The exercise:
List every line in the listing below that contains the string "field". Case must match exactly.

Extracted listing

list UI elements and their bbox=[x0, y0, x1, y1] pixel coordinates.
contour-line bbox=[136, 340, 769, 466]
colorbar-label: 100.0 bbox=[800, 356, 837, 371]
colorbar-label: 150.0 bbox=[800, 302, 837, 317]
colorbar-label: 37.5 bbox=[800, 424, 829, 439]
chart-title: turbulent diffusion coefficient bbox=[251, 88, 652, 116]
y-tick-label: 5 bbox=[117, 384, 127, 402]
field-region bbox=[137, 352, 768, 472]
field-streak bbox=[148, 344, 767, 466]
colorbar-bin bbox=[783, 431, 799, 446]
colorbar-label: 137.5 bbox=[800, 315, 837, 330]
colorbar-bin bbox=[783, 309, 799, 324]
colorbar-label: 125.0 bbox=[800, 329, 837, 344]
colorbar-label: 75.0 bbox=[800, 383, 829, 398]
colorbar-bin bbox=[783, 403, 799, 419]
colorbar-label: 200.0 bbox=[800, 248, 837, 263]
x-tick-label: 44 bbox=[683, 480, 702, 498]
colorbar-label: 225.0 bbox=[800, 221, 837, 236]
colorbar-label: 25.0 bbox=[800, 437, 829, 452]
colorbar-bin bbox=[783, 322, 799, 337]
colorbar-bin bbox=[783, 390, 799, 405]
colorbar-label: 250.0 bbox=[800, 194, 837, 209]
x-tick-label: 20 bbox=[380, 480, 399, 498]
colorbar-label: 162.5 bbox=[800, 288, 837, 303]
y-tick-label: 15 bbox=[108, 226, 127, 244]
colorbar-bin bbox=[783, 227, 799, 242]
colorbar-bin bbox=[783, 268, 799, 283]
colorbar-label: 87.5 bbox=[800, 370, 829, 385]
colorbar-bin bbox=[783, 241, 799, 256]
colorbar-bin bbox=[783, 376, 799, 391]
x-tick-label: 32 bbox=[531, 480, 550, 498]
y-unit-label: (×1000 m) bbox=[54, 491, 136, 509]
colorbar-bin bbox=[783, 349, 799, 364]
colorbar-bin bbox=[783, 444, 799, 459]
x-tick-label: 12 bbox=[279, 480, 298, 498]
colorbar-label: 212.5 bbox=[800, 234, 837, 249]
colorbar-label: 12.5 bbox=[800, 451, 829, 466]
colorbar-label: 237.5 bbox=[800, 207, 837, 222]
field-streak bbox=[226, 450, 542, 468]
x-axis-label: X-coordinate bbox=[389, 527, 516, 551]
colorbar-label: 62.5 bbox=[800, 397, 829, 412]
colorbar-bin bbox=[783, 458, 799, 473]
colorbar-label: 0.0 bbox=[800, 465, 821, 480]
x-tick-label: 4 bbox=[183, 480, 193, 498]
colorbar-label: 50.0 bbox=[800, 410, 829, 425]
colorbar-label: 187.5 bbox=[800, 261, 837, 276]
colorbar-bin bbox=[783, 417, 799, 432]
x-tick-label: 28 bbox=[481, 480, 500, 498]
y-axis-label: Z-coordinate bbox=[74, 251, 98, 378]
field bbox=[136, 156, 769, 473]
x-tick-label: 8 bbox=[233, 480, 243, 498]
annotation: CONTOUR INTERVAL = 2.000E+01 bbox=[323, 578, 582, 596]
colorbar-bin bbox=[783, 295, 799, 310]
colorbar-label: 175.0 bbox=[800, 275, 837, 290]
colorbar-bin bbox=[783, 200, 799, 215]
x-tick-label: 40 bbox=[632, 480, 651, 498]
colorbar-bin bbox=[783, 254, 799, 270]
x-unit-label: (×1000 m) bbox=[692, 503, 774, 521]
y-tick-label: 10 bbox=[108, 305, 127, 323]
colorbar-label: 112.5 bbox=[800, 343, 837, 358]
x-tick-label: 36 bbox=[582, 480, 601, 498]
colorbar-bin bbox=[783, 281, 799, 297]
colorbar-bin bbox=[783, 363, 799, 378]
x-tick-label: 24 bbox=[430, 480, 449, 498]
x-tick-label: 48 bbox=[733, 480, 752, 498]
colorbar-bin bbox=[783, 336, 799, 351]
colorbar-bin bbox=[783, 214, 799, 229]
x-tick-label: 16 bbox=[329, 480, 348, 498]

Final result:
field-region bbox=[137, 352, 768, 472]
field-streak bbox=[148, 344, 767, 466]
field-streak bbox=[226, 450, 542, 468]
field bbox=[136, 156, 769, 473]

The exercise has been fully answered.